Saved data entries
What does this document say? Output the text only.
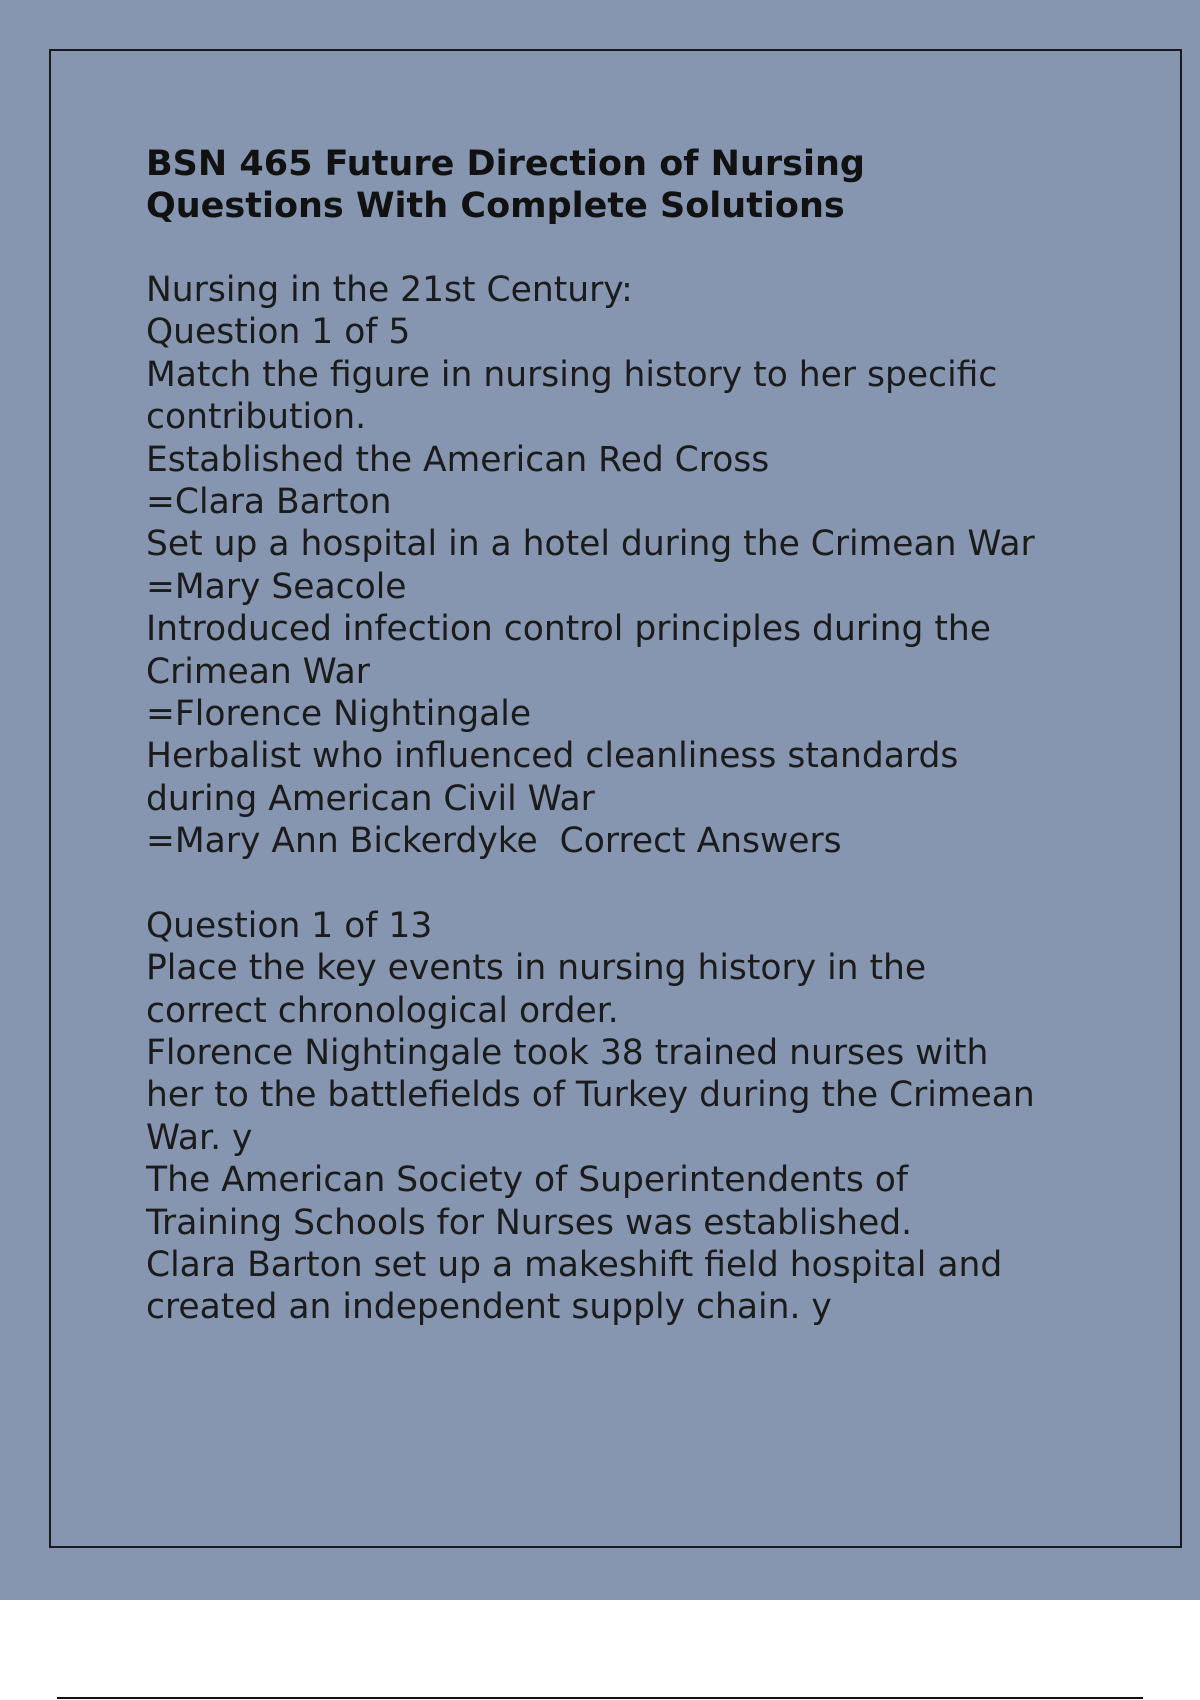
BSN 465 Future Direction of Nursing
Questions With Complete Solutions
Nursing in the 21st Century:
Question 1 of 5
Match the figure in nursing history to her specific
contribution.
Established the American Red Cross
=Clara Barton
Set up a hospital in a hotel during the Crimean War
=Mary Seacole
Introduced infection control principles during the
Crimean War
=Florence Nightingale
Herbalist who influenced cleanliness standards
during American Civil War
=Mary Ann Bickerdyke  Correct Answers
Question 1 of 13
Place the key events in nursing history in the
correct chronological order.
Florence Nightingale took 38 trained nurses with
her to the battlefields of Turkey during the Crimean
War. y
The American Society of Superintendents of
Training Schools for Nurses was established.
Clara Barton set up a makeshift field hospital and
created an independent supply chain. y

* * *

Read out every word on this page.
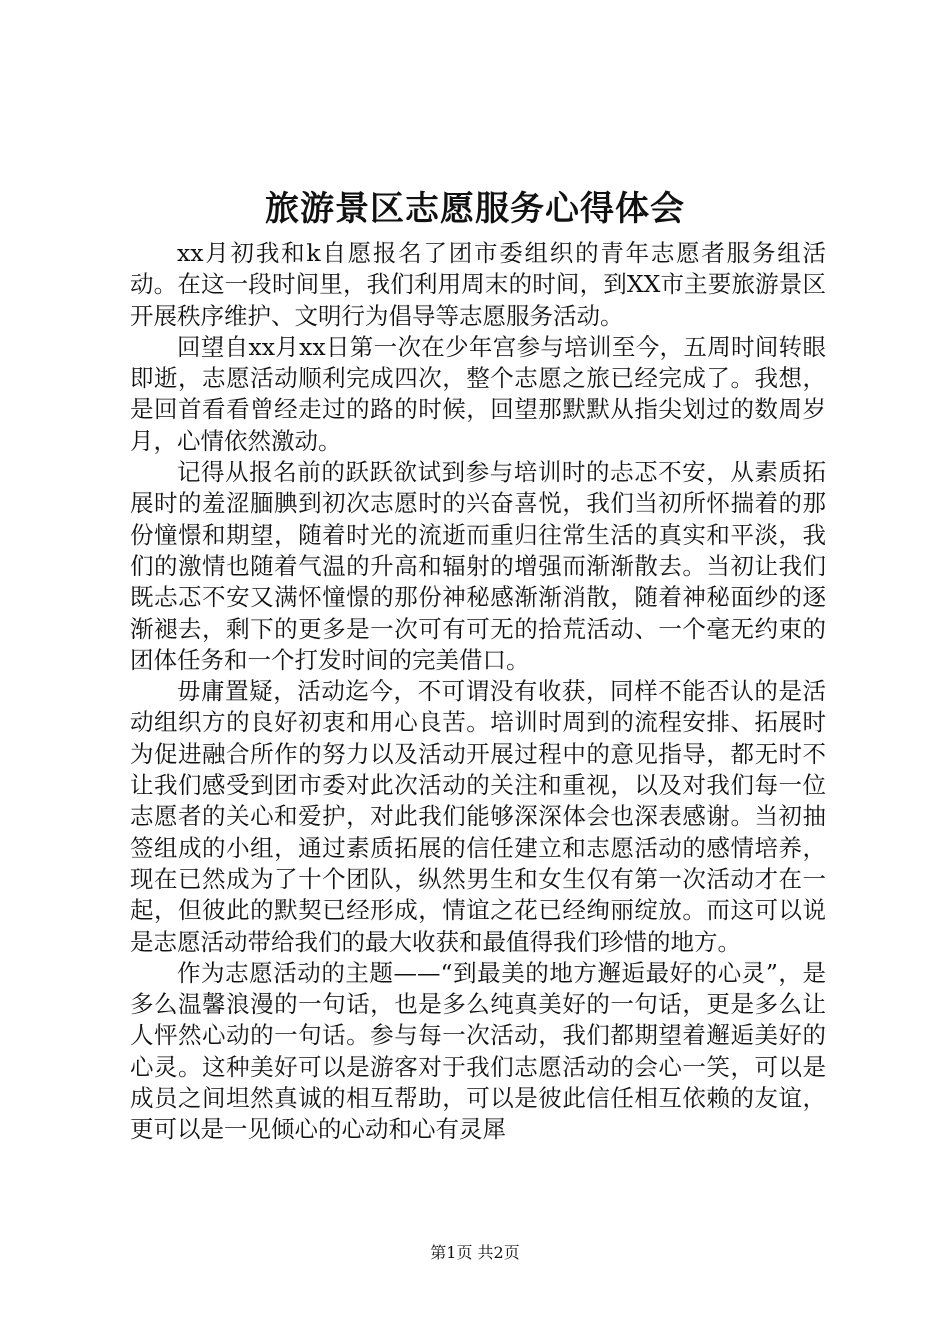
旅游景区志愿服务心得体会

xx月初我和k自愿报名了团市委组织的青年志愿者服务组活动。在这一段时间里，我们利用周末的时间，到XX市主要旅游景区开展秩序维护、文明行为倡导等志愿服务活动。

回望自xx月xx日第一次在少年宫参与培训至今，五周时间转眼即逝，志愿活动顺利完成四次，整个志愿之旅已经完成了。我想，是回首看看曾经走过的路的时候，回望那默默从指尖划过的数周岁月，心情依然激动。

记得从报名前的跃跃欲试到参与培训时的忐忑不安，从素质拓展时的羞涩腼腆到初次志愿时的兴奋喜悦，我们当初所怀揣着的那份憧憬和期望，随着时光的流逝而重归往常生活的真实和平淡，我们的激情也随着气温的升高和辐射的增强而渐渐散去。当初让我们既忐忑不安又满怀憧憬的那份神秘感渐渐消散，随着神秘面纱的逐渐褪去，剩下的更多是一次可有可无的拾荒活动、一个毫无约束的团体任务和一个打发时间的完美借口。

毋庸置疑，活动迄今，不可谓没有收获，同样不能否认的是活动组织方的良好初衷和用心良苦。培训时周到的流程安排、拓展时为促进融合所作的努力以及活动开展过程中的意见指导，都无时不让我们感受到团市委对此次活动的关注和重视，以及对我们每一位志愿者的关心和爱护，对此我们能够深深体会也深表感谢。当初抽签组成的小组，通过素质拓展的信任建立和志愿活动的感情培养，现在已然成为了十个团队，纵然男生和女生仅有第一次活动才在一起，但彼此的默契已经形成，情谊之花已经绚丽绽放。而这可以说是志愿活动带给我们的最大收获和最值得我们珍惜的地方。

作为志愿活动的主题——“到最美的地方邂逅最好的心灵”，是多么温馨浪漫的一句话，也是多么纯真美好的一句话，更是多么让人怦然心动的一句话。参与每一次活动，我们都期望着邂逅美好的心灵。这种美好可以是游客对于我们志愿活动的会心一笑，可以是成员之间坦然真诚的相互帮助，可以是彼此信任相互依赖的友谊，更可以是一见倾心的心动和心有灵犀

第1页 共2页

---

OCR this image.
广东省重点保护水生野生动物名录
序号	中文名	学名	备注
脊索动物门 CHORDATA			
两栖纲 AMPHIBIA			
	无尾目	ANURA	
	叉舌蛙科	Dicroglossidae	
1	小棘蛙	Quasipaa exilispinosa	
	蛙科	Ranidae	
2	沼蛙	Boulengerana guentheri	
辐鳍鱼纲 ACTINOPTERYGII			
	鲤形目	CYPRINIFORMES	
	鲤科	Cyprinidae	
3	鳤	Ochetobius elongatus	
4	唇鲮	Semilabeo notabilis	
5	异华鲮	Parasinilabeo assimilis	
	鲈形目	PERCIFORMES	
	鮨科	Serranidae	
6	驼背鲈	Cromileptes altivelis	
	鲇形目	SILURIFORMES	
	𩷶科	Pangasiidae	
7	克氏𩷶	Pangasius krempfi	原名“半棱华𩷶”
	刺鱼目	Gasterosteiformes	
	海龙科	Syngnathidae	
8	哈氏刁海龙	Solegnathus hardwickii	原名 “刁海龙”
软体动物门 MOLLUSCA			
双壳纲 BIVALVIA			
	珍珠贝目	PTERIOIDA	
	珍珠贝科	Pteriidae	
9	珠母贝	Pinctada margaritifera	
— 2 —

» **Written request**
Of all the lines in the entries, how many contain the word "Barton"? Give only the number.

» **Result for this exercise**
2